-- BEGIN Input --

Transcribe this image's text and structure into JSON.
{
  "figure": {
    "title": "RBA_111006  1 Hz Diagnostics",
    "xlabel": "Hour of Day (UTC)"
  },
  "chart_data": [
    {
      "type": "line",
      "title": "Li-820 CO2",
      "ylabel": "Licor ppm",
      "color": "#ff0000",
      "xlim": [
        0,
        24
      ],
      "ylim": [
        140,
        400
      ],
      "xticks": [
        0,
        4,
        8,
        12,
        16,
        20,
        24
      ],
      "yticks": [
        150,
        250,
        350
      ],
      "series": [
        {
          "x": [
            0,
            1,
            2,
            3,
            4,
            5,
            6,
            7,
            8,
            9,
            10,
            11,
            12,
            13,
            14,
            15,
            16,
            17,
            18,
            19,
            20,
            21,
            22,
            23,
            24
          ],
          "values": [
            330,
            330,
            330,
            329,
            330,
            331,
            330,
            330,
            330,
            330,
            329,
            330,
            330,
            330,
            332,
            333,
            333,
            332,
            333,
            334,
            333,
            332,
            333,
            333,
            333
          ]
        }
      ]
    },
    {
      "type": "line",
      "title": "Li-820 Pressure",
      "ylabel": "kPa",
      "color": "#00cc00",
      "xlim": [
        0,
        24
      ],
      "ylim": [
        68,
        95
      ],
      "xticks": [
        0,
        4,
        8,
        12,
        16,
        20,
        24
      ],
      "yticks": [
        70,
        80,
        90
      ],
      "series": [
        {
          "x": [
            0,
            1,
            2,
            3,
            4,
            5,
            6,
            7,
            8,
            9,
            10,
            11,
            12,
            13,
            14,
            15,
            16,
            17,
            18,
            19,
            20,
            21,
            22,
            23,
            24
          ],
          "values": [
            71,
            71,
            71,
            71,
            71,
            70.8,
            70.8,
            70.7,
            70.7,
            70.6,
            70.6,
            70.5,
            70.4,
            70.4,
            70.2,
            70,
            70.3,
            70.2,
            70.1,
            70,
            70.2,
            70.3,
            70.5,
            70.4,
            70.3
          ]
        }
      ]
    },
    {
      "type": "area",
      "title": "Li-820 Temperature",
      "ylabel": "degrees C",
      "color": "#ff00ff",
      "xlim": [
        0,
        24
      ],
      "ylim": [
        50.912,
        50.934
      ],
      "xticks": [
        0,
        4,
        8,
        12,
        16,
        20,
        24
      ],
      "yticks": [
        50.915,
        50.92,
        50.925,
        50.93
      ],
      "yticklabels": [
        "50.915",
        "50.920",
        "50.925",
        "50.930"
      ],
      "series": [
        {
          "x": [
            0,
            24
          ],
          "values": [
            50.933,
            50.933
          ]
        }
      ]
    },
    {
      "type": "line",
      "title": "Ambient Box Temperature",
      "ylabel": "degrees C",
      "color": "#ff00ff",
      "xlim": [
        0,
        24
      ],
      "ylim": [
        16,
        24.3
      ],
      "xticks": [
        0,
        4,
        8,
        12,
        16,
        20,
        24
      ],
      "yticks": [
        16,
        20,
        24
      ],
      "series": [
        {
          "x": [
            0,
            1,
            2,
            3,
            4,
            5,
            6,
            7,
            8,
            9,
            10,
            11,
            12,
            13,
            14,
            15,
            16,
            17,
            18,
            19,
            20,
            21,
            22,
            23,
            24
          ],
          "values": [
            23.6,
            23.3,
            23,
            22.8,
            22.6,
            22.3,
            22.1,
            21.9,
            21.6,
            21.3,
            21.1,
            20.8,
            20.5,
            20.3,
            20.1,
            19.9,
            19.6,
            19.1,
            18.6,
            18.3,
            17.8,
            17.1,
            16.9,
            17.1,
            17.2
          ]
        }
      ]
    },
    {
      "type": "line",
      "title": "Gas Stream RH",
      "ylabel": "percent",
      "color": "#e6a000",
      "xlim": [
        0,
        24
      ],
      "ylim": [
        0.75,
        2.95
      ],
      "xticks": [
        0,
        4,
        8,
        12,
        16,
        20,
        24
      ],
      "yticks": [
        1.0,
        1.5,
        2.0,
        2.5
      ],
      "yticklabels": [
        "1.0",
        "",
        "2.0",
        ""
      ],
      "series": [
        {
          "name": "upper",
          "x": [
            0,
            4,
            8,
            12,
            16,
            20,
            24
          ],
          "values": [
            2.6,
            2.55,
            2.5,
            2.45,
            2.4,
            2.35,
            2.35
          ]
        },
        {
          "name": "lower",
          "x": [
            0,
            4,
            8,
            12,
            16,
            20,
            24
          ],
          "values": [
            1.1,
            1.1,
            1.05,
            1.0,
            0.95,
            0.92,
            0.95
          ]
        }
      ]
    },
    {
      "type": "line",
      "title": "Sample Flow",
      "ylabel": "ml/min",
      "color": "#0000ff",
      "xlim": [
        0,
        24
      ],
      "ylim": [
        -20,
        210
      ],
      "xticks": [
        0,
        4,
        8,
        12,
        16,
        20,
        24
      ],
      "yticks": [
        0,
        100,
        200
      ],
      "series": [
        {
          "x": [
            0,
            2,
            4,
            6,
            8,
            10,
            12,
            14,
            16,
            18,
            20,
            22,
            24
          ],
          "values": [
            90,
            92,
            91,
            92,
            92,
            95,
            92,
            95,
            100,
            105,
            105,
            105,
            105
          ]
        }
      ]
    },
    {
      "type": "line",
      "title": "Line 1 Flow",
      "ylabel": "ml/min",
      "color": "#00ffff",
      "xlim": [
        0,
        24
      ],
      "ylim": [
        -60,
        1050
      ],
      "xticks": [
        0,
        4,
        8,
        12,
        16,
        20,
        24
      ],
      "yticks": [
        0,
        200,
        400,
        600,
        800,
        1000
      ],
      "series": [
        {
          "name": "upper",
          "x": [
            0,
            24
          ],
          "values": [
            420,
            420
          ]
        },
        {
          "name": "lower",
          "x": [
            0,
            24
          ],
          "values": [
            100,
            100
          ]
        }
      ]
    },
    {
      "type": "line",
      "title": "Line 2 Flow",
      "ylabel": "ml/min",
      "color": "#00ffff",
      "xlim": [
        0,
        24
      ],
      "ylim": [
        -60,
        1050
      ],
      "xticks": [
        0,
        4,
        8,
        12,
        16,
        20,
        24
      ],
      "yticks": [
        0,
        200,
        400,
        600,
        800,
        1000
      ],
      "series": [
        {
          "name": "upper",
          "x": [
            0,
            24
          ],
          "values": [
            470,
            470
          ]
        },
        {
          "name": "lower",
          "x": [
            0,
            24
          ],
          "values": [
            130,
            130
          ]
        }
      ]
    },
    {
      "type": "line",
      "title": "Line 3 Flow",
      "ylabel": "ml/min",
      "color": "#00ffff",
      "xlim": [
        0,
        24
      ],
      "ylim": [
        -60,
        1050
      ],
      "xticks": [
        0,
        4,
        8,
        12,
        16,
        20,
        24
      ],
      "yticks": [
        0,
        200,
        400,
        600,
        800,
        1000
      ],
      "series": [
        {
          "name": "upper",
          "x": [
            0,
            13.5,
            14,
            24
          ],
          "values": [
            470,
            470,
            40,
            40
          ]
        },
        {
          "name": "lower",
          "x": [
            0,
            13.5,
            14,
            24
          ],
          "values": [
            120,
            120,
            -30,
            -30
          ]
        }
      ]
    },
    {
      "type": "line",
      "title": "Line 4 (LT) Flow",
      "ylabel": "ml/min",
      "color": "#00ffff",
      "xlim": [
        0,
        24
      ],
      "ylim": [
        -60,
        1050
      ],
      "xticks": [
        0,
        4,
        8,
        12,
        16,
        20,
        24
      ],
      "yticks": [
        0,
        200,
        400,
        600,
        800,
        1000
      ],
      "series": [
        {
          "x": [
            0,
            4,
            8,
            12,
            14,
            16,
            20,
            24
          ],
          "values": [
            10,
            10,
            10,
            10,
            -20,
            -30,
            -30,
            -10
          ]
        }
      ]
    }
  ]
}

-- END Input --
-- BEGIN Input --

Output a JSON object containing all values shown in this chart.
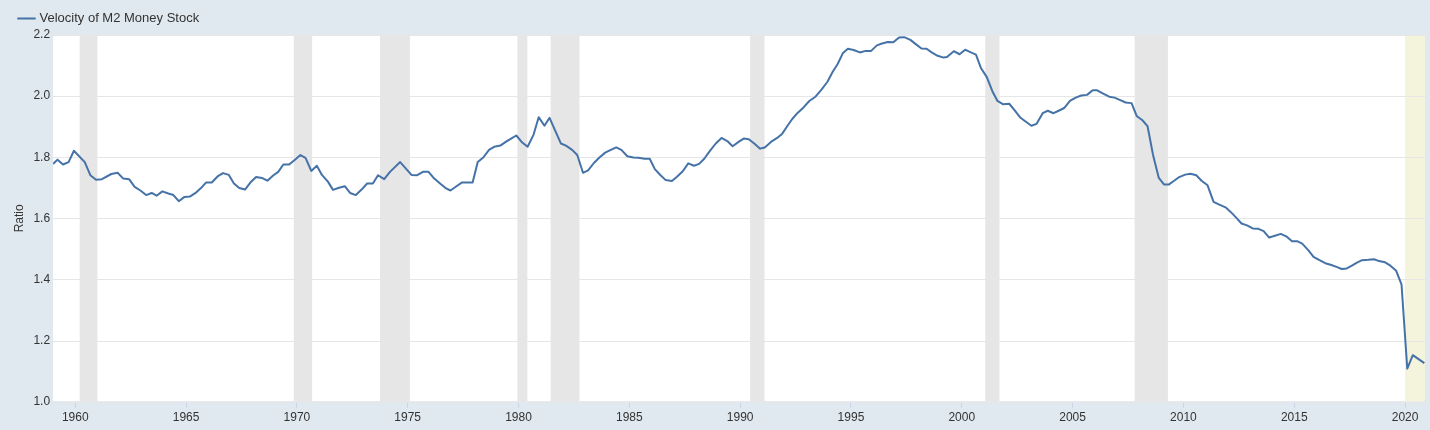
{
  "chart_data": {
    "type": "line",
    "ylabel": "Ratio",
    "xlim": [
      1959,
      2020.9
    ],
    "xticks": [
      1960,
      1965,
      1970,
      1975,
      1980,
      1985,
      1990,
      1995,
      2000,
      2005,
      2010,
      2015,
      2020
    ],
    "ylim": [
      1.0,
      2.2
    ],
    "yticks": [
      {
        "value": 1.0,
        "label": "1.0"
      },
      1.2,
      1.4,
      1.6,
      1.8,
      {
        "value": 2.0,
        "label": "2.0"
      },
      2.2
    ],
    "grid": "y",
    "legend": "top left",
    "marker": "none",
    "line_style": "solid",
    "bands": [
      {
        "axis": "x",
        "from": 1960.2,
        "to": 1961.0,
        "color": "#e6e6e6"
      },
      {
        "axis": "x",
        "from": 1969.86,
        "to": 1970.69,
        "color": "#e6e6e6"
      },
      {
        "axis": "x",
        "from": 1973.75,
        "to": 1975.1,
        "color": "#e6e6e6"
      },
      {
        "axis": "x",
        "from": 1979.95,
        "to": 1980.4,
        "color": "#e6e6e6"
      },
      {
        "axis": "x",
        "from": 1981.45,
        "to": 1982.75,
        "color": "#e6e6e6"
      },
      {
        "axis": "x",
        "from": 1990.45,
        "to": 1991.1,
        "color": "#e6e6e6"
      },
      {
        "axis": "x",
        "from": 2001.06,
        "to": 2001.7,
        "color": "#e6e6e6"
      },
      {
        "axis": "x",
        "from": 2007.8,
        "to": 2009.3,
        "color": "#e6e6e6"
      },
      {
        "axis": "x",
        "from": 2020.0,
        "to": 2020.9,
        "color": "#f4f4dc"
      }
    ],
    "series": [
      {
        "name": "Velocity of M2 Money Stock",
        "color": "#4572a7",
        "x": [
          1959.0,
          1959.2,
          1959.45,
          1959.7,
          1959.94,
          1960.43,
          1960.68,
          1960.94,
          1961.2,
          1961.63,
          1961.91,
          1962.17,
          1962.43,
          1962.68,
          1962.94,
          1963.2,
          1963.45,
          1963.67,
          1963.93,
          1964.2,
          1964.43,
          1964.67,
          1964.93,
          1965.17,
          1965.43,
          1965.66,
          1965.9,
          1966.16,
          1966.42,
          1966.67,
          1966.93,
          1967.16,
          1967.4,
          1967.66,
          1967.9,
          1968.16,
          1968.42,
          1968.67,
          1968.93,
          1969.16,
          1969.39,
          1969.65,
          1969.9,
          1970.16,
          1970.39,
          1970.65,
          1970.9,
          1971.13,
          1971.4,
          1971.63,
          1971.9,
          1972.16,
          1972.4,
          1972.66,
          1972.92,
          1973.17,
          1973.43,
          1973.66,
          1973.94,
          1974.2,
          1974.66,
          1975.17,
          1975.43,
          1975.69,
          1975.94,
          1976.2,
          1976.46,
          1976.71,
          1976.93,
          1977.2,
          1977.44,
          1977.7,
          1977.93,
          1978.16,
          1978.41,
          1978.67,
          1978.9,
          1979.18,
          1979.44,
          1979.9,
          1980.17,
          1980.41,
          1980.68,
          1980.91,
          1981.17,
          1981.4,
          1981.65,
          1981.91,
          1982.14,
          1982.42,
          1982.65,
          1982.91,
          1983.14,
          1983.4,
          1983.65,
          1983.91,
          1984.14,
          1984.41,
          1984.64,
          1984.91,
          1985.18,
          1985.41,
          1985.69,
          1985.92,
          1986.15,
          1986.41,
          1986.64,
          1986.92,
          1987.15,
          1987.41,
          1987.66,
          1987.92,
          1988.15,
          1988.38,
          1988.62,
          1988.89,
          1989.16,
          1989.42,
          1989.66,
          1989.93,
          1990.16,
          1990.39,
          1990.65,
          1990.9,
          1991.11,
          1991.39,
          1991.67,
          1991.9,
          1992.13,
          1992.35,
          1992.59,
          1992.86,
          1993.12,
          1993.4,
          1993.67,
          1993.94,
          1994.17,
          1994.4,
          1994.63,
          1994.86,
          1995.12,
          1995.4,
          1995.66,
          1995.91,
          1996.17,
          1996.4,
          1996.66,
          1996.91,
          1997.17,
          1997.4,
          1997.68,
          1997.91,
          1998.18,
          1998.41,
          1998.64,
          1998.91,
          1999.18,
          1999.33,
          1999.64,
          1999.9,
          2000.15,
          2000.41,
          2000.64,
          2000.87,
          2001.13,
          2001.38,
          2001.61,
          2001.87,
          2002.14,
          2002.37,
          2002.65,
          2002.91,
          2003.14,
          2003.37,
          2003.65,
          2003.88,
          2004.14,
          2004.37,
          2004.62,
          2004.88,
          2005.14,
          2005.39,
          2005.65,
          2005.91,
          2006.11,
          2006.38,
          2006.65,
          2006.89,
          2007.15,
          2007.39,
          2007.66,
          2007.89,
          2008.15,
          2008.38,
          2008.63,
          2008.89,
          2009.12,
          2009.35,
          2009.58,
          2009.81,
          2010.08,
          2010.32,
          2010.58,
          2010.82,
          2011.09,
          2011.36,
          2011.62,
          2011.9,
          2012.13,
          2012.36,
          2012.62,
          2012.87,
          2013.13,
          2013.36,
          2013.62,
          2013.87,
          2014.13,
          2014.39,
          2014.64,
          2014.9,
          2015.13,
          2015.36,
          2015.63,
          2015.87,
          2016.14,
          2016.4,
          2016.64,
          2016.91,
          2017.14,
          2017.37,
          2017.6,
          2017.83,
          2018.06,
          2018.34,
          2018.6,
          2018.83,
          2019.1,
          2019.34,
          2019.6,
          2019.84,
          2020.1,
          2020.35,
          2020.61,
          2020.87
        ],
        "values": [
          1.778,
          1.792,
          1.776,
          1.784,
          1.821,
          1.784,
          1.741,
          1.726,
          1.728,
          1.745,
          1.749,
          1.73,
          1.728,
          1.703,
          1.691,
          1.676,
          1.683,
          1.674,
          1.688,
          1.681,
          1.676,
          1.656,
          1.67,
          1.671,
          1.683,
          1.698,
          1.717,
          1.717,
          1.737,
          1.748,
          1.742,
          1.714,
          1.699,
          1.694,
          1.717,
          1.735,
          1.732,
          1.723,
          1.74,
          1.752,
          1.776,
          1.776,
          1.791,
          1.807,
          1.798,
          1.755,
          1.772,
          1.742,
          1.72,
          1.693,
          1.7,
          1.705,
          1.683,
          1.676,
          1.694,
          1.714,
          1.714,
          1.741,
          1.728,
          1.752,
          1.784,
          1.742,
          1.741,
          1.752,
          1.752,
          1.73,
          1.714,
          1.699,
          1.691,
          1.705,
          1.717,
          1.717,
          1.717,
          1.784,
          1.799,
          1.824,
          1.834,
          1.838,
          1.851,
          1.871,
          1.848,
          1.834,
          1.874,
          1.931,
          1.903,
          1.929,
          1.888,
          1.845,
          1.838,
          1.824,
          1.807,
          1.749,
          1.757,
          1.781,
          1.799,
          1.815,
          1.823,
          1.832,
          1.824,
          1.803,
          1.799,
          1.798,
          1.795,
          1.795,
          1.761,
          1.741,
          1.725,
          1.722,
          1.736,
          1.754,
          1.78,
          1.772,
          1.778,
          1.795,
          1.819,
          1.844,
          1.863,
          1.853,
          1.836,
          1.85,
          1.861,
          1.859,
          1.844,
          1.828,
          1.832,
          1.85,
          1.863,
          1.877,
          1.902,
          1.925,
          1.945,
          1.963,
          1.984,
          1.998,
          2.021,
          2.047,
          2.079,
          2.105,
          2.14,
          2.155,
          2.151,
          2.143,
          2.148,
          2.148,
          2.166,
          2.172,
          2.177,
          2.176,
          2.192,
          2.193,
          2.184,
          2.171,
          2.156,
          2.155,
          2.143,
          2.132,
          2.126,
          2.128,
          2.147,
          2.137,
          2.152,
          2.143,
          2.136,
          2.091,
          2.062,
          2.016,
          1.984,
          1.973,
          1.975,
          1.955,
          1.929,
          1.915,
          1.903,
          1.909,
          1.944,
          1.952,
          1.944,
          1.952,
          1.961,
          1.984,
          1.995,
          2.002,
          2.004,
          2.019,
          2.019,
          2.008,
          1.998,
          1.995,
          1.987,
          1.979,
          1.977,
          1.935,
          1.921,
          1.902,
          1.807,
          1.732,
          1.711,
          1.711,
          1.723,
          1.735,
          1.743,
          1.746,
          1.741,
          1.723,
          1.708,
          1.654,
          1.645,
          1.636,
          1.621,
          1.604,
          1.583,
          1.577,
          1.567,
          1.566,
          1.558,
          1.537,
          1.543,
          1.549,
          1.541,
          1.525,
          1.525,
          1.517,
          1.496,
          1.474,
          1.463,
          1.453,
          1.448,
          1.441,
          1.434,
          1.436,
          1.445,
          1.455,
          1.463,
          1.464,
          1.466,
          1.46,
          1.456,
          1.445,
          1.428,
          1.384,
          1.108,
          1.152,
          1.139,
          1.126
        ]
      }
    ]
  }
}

-- END Input --

* [Problem requirements]
Where a line in the material contains "this", copy that line.

* [Correct output]
Transcribe this image's text and structure into JSON.
Output a JSON object containing all values shown in this chart.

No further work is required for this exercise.